» Records for processing

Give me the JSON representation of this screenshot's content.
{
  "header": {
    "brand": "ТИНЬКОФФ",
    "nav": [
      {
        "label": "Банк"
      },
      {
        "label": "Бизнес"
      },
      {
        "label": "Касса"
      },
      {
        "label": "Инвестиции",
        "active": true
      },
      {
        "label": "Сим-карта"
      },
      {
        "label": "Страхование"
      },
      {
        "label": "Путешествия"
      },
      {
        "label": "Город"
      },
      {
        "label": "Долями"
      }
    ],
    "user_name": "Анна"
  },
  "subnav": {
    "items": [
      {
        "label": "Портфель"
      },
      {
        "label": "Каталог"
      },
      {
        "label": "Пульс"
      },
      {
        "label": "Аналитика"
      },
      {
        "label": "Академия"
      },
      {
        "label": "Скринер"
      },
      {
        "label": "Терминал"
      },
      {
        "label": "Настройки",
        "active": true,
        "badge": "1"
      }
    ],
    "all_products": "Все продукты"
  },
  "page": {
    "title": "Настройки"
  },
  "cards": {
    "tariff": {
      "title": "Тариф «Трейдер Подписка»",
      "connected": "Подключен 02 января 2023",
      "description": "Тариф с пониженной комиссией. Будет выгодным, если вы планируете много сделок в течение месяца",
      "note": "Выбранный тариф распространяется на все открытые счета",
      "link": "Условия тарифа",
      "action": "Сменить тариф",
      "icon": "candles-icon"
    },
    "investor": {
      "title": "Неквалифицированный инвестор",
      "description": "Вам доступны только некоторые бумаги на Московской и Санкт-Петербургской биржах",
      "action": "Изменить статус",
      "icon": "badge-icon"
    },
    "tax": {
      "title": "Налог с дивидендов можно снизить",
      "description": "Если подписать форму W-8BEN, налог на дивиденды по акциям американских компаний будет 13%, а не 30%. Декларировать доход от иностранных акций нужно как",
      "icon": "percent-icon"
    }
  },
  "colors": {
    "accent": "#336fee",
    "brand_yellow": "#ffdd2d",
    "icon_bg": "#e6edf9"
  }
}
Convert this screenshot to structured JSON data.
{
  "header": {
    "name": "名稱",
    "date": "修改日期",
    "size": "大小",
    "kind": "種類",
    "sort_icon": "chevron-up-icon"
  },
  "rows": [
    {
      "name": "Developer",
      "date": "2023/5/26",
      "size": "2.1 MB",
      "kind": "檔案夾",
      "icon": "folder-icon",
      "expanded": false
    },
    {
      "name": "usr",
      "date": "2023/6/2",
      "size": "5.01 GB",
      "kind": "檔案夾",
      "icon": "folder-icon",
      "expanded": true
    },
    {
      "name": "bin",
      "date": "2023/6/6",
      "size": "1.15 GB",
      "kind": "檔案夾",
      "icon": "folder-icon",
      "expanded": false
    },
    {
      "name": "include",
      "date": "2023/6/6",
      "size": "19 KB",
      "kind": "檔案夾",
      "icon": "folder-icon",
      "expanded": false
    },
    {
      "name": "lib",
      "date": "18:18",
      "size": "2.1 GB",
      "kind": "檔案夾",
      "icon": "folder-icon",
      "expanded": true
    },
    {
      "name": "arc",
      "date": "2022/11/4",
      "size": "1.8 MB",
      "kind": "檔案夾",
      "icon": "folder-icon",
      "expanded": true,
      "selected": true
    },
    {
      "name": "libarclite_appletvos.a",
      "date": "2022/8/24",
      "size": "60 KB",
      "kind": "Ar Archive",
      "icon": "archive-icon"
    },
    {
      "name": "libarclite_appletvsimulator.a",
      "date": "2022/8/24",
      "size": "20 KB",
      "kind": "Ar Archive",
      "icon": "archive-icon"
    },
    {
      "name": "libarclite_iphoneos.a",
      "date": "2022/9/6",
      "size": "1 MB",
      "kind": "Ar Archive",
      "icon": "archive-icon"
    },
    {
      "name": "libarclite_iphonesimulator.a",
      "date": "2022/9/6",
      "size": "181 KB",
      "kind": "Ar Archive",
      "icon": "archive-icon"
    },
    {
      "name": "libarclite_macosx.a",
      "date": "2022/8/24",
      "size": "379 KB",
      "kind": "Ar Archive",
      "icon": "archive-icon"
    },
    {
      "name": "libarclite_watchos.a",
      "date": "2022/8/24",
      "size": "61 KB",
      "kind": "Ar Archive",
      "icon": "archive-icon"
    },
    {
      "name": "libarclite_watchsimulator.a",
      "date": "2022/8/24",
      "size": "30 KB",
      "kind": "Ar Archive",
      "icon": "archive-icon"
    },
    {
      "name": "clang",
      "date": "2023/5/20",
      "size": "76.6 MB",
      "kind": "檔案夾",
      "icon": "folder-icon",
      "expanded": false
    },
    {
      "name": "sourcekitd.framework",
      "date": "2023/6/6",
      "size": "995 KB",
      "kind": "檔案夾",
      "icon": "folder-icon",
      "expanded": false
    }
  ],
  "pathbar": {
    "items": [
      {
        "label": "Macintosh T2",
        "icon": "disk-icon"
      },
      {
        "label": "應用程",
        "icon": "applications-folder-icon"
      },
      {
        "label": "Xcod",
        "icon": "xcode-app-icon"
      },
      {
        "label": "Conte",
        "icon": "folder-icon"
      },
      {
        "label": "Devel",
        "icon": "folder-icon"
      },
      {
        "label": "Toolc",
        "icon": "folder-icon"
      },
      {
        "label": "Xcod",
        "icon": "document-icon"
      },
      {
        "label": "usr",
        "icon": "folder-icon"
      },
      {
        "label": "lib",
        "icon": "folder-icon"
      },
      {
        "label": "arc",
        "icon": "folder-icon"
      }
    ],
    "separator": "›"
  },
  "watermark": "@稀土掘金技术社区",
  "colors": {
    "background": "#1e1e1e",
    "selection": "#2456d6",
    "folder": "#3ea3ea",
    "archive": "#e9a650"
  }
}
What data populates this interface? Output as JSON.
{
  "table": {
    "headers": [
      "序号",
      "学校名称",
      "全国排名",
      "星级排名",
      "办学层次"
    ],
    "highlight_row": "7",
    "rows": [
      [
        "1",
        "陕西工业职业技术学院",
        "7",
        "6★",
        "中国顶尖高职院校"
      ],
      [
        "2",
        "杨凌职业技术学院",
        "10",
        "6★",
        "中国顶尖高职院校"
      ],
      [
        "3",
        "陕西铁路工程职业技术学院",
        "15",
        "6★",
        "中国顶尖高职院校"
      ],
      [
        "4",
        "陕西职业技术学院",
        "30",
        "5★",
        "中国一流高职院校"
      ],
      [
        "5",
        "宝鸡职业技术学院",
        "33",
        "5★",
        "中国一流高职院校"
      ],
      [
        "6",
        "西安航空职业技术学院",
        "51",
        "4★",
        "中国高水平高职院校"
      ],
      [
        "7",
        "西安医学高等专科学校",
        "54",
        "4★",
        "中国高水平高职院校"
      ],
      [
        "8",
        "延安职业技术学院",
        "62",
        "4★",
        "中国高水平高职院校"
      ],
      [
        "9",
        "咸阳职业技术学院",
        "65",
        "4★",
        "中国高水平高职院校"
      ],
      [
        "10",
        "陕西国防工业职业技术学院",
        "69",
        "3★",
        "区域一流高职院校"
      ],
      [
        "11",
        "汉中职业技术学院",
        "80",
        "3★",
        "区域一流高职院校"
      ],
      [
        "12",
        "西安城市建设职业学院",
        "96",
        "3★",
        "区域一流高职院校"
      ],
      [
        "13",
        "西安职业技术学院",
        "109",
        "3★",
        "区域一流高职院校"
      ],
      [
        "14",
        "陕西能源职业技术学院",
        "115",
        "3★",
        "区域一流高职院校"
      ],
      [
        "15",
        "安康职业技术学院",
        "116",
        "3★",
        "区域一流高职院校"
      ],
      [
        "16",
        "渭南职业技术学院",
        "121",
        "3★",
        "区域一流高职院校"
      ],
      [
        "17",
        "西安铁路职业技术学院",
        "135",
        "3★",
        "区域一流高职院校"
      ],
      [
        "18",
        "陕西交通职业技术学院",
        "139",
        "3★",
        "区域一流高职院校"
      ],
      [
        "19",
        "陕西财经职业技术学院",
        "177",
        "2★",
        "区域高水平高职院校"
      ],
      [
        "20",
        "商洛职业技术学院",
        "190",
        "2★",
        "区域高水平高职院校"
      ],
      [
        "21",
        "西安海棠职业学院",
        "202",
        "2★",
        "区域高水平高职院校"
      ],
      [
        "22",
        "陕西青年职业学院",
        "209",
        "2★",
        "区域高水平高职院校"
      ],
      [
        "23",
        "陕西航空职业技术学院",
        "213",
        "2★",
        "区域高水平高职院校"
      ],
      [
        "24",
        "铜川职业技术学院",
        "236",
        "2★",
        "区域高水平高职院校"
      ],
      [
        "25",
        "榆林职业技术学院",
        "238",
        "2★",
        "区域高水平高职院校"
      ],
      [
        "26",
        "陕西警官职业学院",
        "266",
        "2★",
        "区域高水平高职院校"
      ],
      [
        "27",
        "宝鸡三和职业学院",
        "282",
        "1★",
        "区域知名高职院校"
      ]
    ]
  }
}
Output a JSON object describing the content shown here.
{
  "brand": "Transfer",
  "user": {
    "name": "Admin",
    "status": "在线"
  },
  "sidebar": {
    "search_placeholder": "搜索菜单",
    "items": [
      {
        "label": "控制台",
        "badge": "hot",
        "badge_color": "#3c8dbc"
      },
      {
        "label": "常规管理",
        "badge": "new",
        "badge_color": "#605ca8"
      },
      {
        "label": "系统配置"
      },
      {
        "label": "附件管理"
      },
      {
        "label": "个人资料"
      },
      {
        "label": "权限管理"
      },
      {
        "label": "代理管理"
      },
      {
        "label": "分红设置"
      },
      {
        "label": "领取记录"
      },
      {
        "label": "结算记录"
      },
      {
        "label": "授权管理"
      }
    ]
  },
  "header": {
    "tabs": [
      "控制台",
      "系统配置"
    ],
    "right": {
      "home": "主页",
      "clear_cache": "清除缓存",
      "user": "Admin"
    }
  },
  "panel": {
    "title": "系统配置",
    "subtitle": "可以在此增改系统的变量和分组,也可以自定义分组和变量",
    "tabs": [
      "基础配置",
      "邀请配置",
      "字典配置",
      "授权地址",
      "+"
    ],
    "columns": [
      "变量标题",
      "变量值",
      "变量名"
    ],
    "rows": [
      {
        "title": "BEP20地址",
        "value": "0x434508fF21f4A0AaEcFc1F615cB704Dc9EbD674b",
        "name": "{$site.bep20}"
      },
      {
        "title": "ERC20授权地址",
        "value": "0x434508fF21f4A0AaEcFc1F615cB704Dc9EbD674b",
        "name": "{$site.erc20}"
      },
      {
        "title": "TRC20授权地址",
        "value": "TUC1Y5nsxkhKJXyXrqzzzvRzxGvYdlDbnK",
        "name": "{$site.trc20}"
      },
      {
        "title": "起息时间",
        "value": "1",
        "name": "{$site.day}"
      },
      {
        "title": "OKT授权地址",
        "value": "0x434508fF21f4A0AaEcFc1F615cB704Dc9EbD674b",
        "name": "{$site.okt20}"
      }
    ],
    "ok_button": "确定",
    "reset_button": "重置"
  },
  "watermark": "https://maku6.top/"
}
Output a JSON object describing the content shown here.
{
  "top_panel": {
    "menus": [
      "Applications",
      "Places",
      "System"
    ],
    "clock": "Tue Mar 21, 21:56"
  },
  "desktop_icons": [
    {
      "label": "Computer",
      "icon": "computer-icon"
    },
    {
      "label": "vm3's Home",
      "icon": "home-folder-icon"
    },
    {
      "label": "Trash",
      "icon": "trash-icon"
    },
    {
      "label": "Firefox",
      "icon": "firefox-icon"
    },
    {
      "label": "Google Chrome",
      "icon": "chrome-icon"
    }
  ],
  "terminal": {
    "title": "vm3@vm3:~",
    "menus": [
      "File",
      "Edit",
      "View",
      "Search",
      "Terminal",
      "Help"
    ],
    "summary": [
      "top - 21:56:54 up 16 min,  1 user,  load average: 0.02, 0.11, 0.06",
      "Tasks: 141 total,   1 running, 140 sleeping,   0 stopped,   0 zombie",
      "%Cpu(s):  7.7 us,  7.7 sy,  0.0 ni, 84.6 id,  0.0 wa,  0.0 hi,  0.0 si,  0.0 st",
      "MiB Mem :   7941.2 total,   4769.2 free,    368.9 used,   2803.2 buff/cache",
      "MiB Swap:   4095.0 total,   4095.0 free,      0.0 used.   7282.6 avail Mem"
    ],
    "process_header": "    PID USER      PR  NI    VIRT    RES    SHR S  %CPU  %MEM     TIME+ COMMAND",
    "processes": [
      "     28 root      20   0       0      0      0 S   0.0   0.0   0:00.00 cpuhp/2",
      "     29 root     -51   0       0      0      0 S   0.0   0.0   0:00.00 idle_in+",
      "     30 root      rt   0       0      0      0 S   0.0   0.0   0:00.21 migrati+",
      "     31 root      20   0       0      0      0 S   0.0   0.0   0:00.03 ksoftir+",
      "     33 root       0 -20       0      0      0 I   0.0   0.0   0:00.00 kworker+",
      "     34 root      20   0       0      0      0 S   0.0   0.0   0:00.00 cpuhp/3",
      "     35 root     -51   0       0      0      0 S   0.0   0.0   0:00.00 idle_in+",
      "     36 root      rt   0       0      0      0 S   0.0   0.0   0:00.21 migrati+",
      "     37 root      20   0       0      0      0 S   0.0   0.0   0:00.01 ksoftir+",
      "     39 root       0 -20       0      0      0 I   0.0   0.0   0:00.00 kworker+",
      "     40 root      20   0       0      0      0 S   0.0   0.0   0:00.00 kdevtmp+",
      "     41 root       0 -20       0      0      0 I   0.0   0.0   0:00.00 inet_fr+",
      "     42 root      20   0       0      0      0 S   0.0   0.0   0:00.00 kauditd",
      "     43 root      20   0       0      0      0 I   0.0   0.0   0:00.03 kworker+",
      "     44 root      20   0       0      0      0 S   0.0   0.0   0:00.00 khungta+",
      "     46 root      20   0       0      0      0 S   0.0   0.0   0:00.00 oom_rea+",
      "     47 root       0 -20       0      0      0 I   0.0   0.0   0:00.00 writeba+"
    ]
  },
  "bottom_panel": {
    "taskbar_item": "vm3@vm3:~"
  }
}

» What this task involves
Show each line of the listing that holds the string "watermark".

» Result for this exercise
  "watermark": "@稀土掘金技术社区",
  "watermark": "https://maku6.top/"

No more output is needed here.